EXERCISE DESCRIPTION:
Type out all the records word for word. Any pictures are to be left out.

━━━━━━━━━━

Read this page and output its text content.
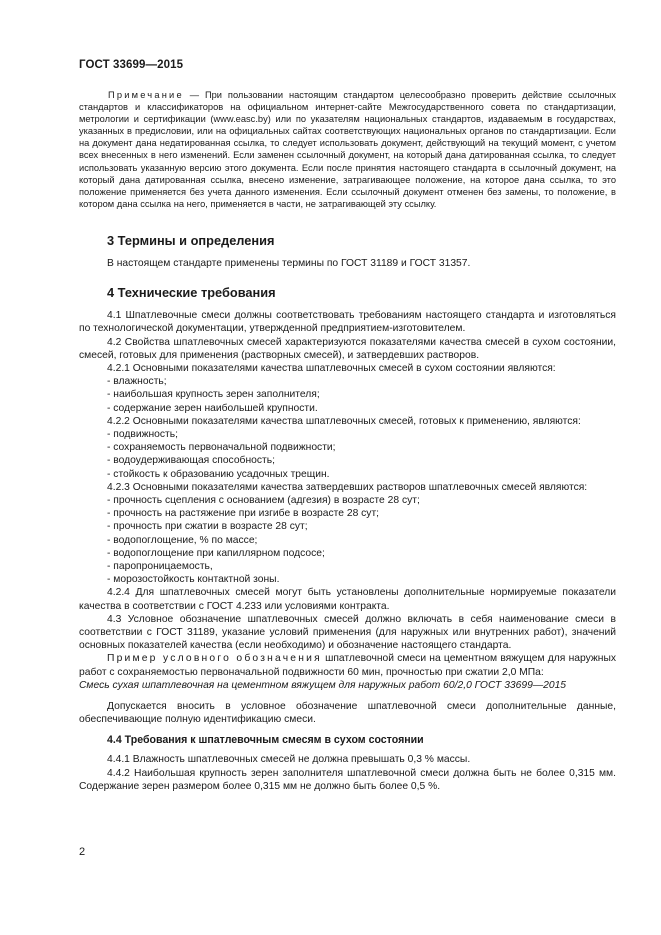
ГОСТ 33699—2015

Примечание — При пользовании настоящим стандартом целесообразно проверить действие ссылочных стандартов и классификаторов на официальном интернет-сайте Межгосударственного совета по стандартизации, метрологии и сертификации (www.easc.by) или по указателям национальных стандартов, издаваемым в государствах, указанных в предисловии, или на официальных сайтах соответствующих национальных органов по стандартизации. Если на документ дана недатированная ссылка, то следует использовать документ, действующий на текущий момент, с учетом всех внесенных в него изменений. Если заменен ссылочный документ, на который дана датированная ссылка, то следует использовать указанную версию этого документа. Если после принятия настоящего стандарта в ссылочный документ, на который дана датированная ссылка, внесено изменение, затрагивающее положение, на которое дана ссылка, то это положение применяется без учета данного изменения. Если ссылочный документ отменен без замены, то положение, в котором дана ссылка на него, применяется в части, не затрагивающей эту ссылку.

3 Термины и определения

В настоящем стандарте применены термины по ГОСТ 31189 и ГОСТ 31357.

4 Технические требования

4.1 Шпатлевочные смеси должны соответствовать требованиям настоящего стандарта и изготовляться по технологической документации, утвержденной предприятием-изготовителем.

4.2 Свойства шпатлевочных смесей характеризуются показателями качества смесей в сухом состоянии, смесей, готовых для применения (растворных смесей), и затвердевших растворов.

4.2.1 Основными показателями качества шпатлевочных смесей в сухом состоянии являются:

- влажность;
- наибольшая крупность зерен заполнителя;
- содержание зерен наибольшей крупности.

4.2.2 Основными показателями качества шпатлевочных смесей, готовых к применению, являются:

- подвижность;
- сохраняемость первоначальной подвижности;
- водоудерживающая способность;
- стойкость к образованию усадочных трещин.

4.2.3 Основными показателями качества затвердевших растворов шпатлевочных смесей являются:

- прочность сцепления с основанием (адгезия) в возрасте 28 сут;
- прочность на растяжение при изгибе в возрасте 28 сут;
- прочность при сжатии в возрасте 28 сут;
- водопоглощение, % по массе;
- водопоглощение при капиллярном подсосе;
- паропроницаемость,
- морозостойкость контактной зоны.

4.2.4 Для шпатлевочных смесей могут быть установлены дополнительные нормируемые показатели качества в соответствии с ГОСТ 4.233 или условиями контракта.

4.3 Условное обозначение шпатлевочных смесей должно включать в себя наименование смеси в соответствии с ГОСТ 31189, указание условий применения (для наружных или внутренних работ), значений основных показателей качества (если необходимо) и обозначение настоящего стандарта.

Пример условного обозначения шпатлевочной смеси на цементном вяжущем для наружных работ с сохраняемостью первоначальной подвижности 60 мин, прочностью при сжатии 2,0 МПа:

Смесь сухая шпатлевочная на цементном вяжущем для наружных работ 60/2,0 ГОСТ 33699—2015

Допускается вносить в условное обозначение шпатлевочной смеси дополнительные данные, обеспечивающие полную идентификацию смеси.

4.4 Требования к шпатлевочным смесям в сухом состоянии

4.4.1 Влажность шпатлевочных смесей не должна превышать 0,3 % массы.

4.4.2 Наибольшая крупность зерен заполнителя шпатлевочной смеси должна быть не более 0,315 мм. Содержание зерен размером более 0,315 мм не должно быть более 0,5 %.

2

━━━━━━━━━━

COMPLETE RESPONSE:
Read this page and output its text content.
ГОСТ 33699—2015

Примечание — При пользовании настоящим стандартом целесообразно проверить действие ссылочных стандартов и классификаторов на официальном интернет-сайте Межгосударственного совета по стандартизации, метрологии и сертификации (www.easc.by) или по указателям национальных стандартов, издаваемым в государствах, указанных в предисловии, или на официальных сайтах соответствующих национальных органов по стандартизации. Если на документ дана недатированная ссылка, то следует использовать документ, действующий на текущий момент, с учетом всех внесенных в него изменений. Если заменен ссылочный документ, на который дана датированная ссылка, то следует использовать указанную версию этого документа. Если после принятия настоящего стандарта в ссылочный документ, на который дана датированная ссылка, внесено изменение, затрагивающее положение, на которое дана ссылка, то это положение применяется без учета данного изменения. Если ссылочный документ отменен без замены, то положение, в котором дана ссылка на него, применяется в части, не затрагивающей эту ссылку.

3 Термины и определения

В настоящем стандарте применены термины по ГОСТ 31189 и ГОСТ 31357.

4 Технические требования

4.1 Шпатлевочные смеси должны соответствовать требованиям настоящего стандарта и изготовляться по технологической документации, утвержденной предприятием-изготовителем.

4.2 Свойства шпатлевочных смесей характеризуются показателями качества смесей в сухом состоянии, смесей, готовых для применения (растворных смесей), и затвердевших растворов.

4.2.1 Основными показателями качества шпатлевочных смесей в сухом состоянии являются:

- влажность;
- наибольшая крупность зерен заполнителя;
- содержание зерен наибольшей крупности.

4.2.2 Основными показателями качества шпатлевочных смесей, готовых к применению, являются:

- подвижность;
- сохраняемость первоначальной подвижности;
- водоудерживающая способность;
- стойкость к образованию усадочных трещин.

4.2.3 Основными показателями качества затвердевших растворов шпатлевочных смесей являются:

- прочность сцепления с основанием (адгезия) в возрасте 28 сут;
- прочность на растяжение при изгибе в возрасте 28 сут;
- прочность при сжатии в возрасте 28 сут;
- водопоглощение, % по массе;
- водопоглощение при капиллярном подсосе;
- паропроницаемость,
- морозостойкость контактной зоны.

4.2.4 Для шпатлевочных смесей могут быть установлены дополнительные нормируемые показатели качества в соответствии с ГОСТ 4.233 или условиями контракта.

4.3 Условное обозначение шпатлевочных смесей должно включать в себя наименование смеси в соответствии с ГОСТ 31189, указание условий применения (для наружных или внутренних работ), значений основных показателей качества (если необходимо) и обозначение настоящего стандарта.

Пример условного обозначения шпатлевочной смеси на цементном вяжущем для наружных работ с сохраняемостью первоначальной подвижности 60 мин, прочностью при сжатии 2,0 МПа:

Смесь сухая шпатлевочная на цементном вяжущем для наружных работ 60/2,0 ГОСТ 33699—2015

Допускается вносить в условное обозначение шпатлевочной смеси дополнительные данные, обеспечивающие полную идентификацию смеси.

4.4 Требования к шпатлевочным смесям в сухом состоянии

4.4.1 Влажность шпатлевочных смесей не должна превышать 0,3 % массы.

4.4.2 Наибольшая крупность зерен заполнителя шпатлевочной смеси должна быть не более 0,315 мм. Содержание зерен размером более 0,315 мм не должно быть более 0,5 %.

2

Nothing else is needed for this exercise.